EXERCISE DIRECTIONS | Without including the pictures, copy out every line below.

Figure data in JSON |
>>>>
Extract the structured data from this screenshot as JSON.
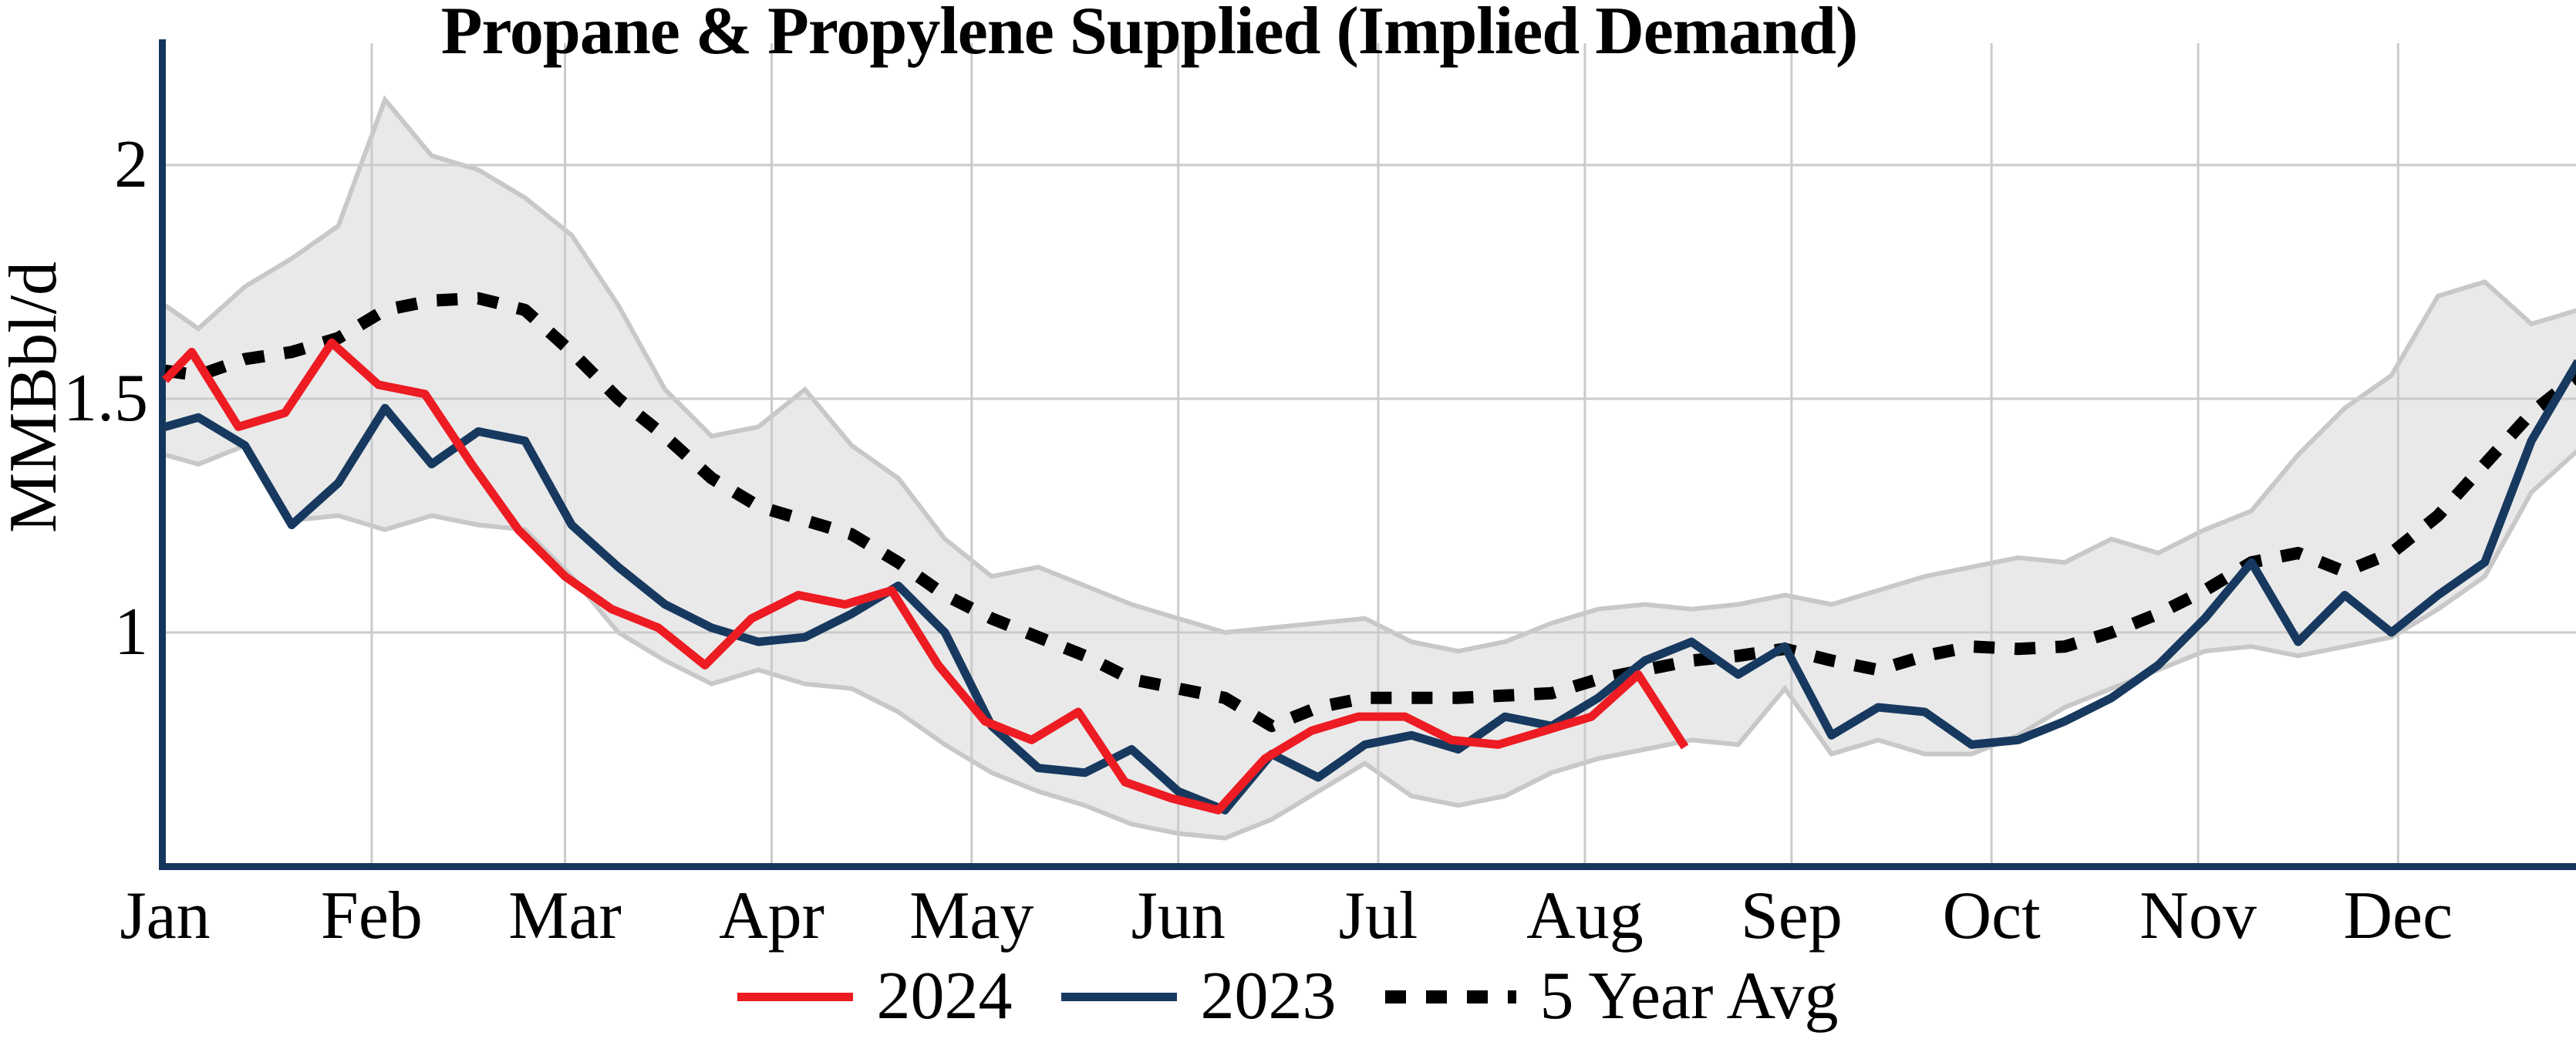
{
  "title": "Propane & Propylene Supplied (Implied Demand)",
  "y_axis": {
    "label": "MMBbl/d",
    "ticks": [
      "2",
      "1.5",
      "1"
    ],
    "tick_values": [
      2,
      1.5,
      1
    ]
  },
  "x_axis": {
    "months": [
      "Jan",
      "Feb",
      "Mar",
      "Apr",
      "May",
      "Jun",
      "Jul",
      "Aug",
      "Sep",
      "Oct",
      "Nov",
      "Dec"
    ],
    "month_start_days": [
      1,
      32,
      61,
      92,
      122,
      153,
      183,
      214,
      245,
      275,
      306,
      336
    ]
  },
  "legend": {
    "items": [
      {
        "label": "2024",
        "color": "#ed1b22",
        "style": "solid"
      },
      {
        "label": "2023",
        "color": "#17395f",
        "style": "solid"
      },
      {
        "label": "5 Year Avg",
        "color": "#000000",
        "style": "dotted"
      }
    ]
  },
  "colors": {
    "background": "#ffffff",
    "band_fill": "#e9e9e9",
    "band_edge": "#c8c8c8",
    "grid": "#cbcbcb",
    "spine": "#14365c",
    "red": "#ed1b22",
    "navy": "#17395f",
    "black": "#000000"
  },
  "chart_data": {
    "type": "line",
    "title": "Propane & Propylene Supplied (Implied Demand)",
    "ylabel": "MMBbl/d",
    "units": "MMBbl/d",
    "ylim": [
      0.5,
      2.26
    ],
    "x_unit": "day_of_year",
    "xlim": [
      1,
      366
    ],
    "grid": "both",
    "legend_position": "bottom",
    "series": [
      {
        "name": "2024",
        "color": "#ed1b22",
        "line": "solid",
        "x": [
          1,
          5,
          12,
          19,
          26,
          33,
          40,
          47,
          54,
          61,
          68,
          75,
          82,
          89,
          96,
          103,
          110,
          117,
          124,
          131,
          138,
          145,
          152,
          159,
          166,
          173,
          180,
          187,
          194,
          201,
          208,
          215,
          222,
          229
        ],
        "y": [
          1.54,
          1.6,
          1.44,
          1.47,
          1.62,
          1.53,
          1.51,
          1.36,
          1.22,
          1.12,
          1.05,
          1.01,
          0.93,
          1.03,
          1.08,
          1.06,
          1.09,
          0.93,
          0.81,
          0.77,
          0.83,
          0.68,
          0.645,
          0.62,
          0.73,
          0.79,
          0.82,
          0.82,
          0.77,
          0.76,
          0.79,
          0.82,
          0.91,
          0.755
        ]
      },
      {
        "name": "2023",
        "color": "#17395f",
        "line": "solid",
        "x": [
          1,
          6,
          13,
          20,
          27,
          34,
          41,
          48,
          55,
          62,
          69,
          76,
          83,
          90,
          97,
          104,
          111,
          118,
          125,
          132,
          139,
          146,
          153,
          160,
          167,
          174,
          181,
          188,
          195,
          202,
          209,
          216,
          223,
          230,
          237,
          244,
          251,
          258,
          265,
          272,
          279,
          286,
          293,
          300,
          307,
          314,
          321,
          328,
          335,
          342,
          349,
          356,
          363
        ],
        "y": [
          1.44,
          1.46,
          1.4,
          1.23,
          1.32,
          1.48,
          1.36,
          1.43,
          1.41,
          1.23,
          1.14,
          1.06,
          1.01,
          0.98,
          0.99,
          1.04,
          1.1,
          1.0,
          0.8,
          0.71,
          0.7,
          0.75,
          0.66,
          0.62,
          0.74,
          0.69,
          0.76,
          0.78,
          0.75,
          0.82,
          0.8,
          0.86,
          0.94,
          0.98,
          0.91,
          0.97,
          0.78,
          0.84,
          0.83,
          0.76,
          0.77,
          0.81,
          0.86,
          0.93,
          1.03,
          1.15,
          0.98,
          1.08,
          1.0,
          1.08,
          1.15,
          1.41,
          1.58
        ]
      },
      {
        "name": "5 Year Avg",
        "color": "#000000",
        "line": "dotted",
        "x": [
          1,
          6,
          13,
          20,
          27,
          34,
          41,
          48,
          55,
          62,
          69,
          76,
          83,
          90,
          97,
          104,
          111,
          118,
          125,
          132,
          139,
          146,
          153,
          160,
          167,
          174,
          181,
          188,
          195,
          202,
          209,
          216,
          223,
          230,
          237,
          244,
          251,
          258,
          265,
          272,
          279,
          286,
          293,
          300,
          307,
          314,
          321,
          328,
          335,
          342,
          349,
          356,
          363
        ],
        "y": [
          1.56,
          1.55,
          1.585,
          1.6,
          1.63,
          1.69,
          1.71,
          1.715,
          1.69,
          1.6,
          1.5,
          1.42,
          1.33,
          1.27,
          1.24,
          1.21,
          1.15,
          1.08,
          1.03,
          0.99,
          0.95,
          0.9,
          0.88,
          0.86,
          0.8,
          0.84,
          0.86,
          0.86,
          0.86,
          0.865,
          0.87,
          0.9,
          0.92,
          0.94,
          0.95,
          0.965,
          0.94,
          0.92,
          0.95,
          0.97,
          0.965,
          0.97,
          1.0,
          1.04,
          1.09,
          1.15,
          1.17,
          1.13,
          1.17,
          1.25,
          1.36,
          1.47,
          1.55
        ]
      }
    ],
    "band": {
      "name": "5 year range",
      "fill": "#e9e9e9",
      "edge_color": "#c8c8c8",
      "x": [
        1,
        6,
        13,
        20,
        27,
        34,
        41,
        48,
        55,
        62,
        69,
        76,
        83,
        90,
        97,
        104,
        111,
        118,
        125,
        132,
        139,
        146,
        153,
        160,
        167,
        174,
        181,
        188,
        195,
        202,
        209,
        216,
        223,
        230,
        237,
        244,
        251,
        258,
        265,
        272,
        279,
        286,
        293,
        300,
        307,
        314,
        321,
        328,
        335,
        342,
        349,
        356,
        363
      ],
      "top": [
        1.7,
        1.65,
        1.74,
        1.8,
        1.87,
        2.14,
        2.02,
        1.99,
        1.93,
        1.85,
        1.7,
        1.52,
        1.42,
        1.44,
        1.52,
        1.4,
        1.33,
        1.2,
        1.12,
        1.14,
        1.1,
        1.06,
        1.03,
        1.0,
        1.01,
        1.02,
        1.03,
        0.98,
        0.96,
        0.98,
        1.02,
        1.05,
        1.06,
        1.05,
        1.06,
        1.08,
        1.06,
        1.09,
        1.12,
        1.14,
        1.16,
        1.15,
        1.2,
        1.17,
        1.22,
        1.26,
        1.38,
        1.48,
        1.55,
        1.72,
        1.75,
        1.66,
        1.69
      ],
      "bottom": [
        1.38,
        1.36,
        1.4,
        1.24,
        1.25,
        1.22,
        1.25,
        1.23,
        1.22,
        1.12,
        1.0,
        0.94,
        0.89,
        0.92,
        0.89,
        0.88,
        0.83,
        0.76,
        0.7,
        0.66,
        0.63,
        0.59,
        0.57,
        0.56,
        0.6,
        0.66,
        0.72,
        0.65,
        0.63,
        0.65,
        0.7,
        0.73,
        0.75,
        0.77,
        0.76,
        0.88,
        0.74,
        0.77,
        0.74,
        0.74,
        0.78,
        0.84,
        0.88,
        0.92,
        0.96,
        0.97,
        0.95,
        0.97,
        0.99,
        1.05,
        1.12,
        1.3,
        1.39
      ]
    }
  }
}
<<<<
SOLUTION |
Extract the structured data from this screenshot as JSON.
{
  "title": "Propane & Propylene Supplied (Implied Demand)",
  "y_axis": {
    "label": "MMBbl/d",
    "ticks": [
      "2",
      "1.5",
      "1"
    ],
    "tick_values": [
      2,
      1.5,
      1
    ]
  },
  "x_axis": {
    "months": [
      "Jan",
      "Feb",
      "Mar",
      "Apr",
      "May",
      "Jun",
      "Jul",
      "Aug",
      "Sep",
      "Oct",
      "Nov",
      "Dec"
    ],
    "month_start_days": [
      1,
      32,
      61,
      92,
      122,
      153,
      183,
      214,
      245,
      275,
      306,
      336
    ]
  },
  "legend": {
    "items": [
      {
        "label": "2024",
        "color": "#ed1b22",
        "style": "solid"
      },
      {
        "label": "2023",
        "color": "#17395f",
        "style": "solid"
      },
      {
        "label": "5 Year Avg",
        "color": "#000000",
        "style": "dotted"
      }
    ]
  },
  "colors": {
    "background": "#ffffff",
    "band_fill": "#e9e9e9",
    "band_edge": "#c8c8c8",
    "grid": "#cbcbcb",
    "spine": "#14365c",
    "red": "#ed1b22",
    "navy": "#17395f",
    "black": "#000000"
  },
  "chart_data": {
    "type": "line",
    "title": "Propane & Propylene Supplied (Implied Demand)",
    "ylabel": "MMBbl/d",
    "units": "MMBbl/d",
    "ylim": [
      0.5,
      2.26
    ],
    "x_unit": "day_of_year",
    "xlim": [
      1,
      366
    ],
    "grid": "both",
    "legend_position": "bottom",
    "series": [
      {
        "name": "2024",
        "color": "#ed1b22",
        "line": "solid",
        "x": [
          1,
          5,
          12,
          19,
          26,
          33,
          40,
          47,
          54,
          61,
          68,
          75,
          82,
          89,
          96,
          103,
          110,
          117,
          124,
          131,
          138,
          145,
          152,
          159,
          166,
          173,
          180,
          187,
          194,
          201,
          208,
          215,
          222,
          229
        ],
        "y": [
          1.54,
          1.6,
          1.44,
          1.47,
          1.62,
          1.53,
          1.51,
          1.36,
          1.22,
          1.12,
          1.05,
          1.01,
          0.93,
          1.03,
          1.08,
          1.06,
          1.09,
          0.93,
          0.81,
          0.77,
          0.83,
          0.68,
          0.645,
          0.62,
          0.73,
          0.79,
          0.82,
          0.82,
          0.77,
          0.76,
          0.79,
          0.82,
          0.91,
          0.755
        ]
      },
      {
        "name": "2023",
        "color": "#17395f",
        "line": "solid",
        "x": [
          1,
          6,
          13,
          20,
          27,
          34,
          41,
          48,
          55,
          62,
          69,
          76,
          83,
          90,
          97,
          104,
          111,
          118,
          125,
          132,
          139,
          146,
          153,
          160,
          167,
          174,
          181,
          188,
          195,
          202,
          209,
          216,
          223,
          230,
          237,
          244,
          251,
          258,
          265,
          272,
          279,
          286,
          293,
          300,
          307,
          314,
          321,
          328,
          335,
          342,
          349,
          356,
          363
        ],
        "y": [
          1.44,
          1.46,
          1.4,
          1.23,
          1.32,
          1.48,
          1.36,
          1.43,
          1.41,
          1.23,
          1.14,
          1.06,
          1.01,
          0.98,
          0.99,
          1.04,
          1.1,
          1.0,
          0.8,
          0.71,
          0.7,
          0.75,
          0.66,
          0.62,
          0.74,
          0.69,
          0.76,
          0.78,
          0.75,
          0.82,
          0.8,
          0.86,
          0.94,
          0.98,
          0.91,
          0.97,
          0.78,
          0.84,
          0.83,
          0.76,
          0.77,
          0.81,
          0.86,
          0.93,
          1.03,
          1.15,
          0.98,
          1.08,
          1.0,
          1.08,
          1.15,
          1.41,
          1.58
        ]
      },
      {
        "name": "5 Year Avg",
        "color": "#000000",
        "line": "dotted",
        "x": [
          1,
          6,
          13,
          20,
          27,
          34,
          41,
          48,
          55,
          62,
          69,
          76,
          83,
          90,
          97,
          104,
          111,
          118,
          125,
          132,
          139,
          146,
          153,
          160,
          167,
          174,
          181,
          188,
          195,
          202,
          209,
          216,
          223,
          230,
          237,
          244,
          251,
          258,
          265,
          272,
          279,
          286,
          293,
          300,
          307,
          314,
          321,
          328,
          335,
          342,
          349,
          356,
          363
        ],
        "y": [
          1.56,
          1.55,
          1.585,
          1.6,
          1.63,
          1.69,
          1.71,
          1.715,
          1.69,
          1.6,
          1.5,
          1.42,
          1.33,
          1.27,
          1.24,
          1.21,
          1.15,
          1.08,
          1.03,
          0.99,
          0.95,
          0.9,
          0.88,
          0.86,
          0.8,
          0.84,
          0.86,
          0.86,
          0.86,
          0.865,
          0.87,
          0.9,
          0.92,
          0.94,
          0.95,
          0.965,
          0.94,
          0.92,
          0.95,
          0.97,
          0.965,
          0.97,
          1.0,
          1.04,
          1.09,
          1.15,
          1.17,
          1.13,
          1.17,
          1.25,
          1.36,
          1.47,
          1.55
        ]
      }
    ],
    "band": {
      "name": "5 year range",
      "fill": "#e9e9e9",
      "edge_color": "#c8c8c8",
      "x": [
        1,
        6,
        13,
        20,
        27,
        34,
        41,
        48,
        55,
        62,
        69,
        76,
        83,
        90,
        97,
        104,
        111,
        118,
        125,
        132,
        139,
        146,
        153,
        160,
        167,
        174,
        181,
        188,
        195,
        202,
        209,
        216,
        223,
        230,
        237,
        244,
        251,
        258,
        265,
        272,
        279,
        286,
        293,
        300,
        307,
        314,
        321,
        328,
        335,
        342,
        349,
        356,
        363
      ],
      "top": [
        1.7,
        1.65,
        1.74,
        1.8,
        1.87,
        2.14,
        2.02,
        1.99,
        1.93,
        1.85,
        1.7,
        1.52,
        1.42,
        1.44,
        1.52,
        1.4,
        1.33,
        1.2,
        1.12,
        1.14,
        1.1,
        1.06,
        1.03,
        1.0,
        1.01,
        1.02,
        1.03,
        0.98,
        0.96,
        0.98,
        1.02,
        1.05,
        1.06,
        1.05,
        1.06,
        1.08,
        1.06,
        1.09,
        1.12,
        1.14,
        1.16,
        1.15,
        1.2,
        1.17,
        1.22,
        1.26,
        1.38,
        1.48,
        1.55,
        1.72,
        1.75,
        1.66,
        1.69
      ],
      "bottom": [
        1.38,
        1.36,
        1.4,
        1.24,
        1.25,
        1.22,
        1.25,
        1.23,
        1.22,
        1.12,
        1.0,
        0.94,
        0.89,
        0.92,
        0.89,
        0.88,
        0.83,
        0.76,
        0.7,
        0.66,
        0.63,
        0.59,
        0.57,
        0.56,
        0.6,
        0.66,
        0.72,
        0.65,
        0.63,
        0.65,
        0.7,
        0.73,
        0.75,
        0.77,
        0.76,
        0.88,
        0.74,
        0.77,
        0.74,
        0.74,
        0.78,
        0.84,
        0.88,
        0.92,
        0.96,
        0.97,
        0.95,
        0.97,
        0.99,
        1.05,
        1.12,
        1.3,
        1.39
      ]
    }
  }
}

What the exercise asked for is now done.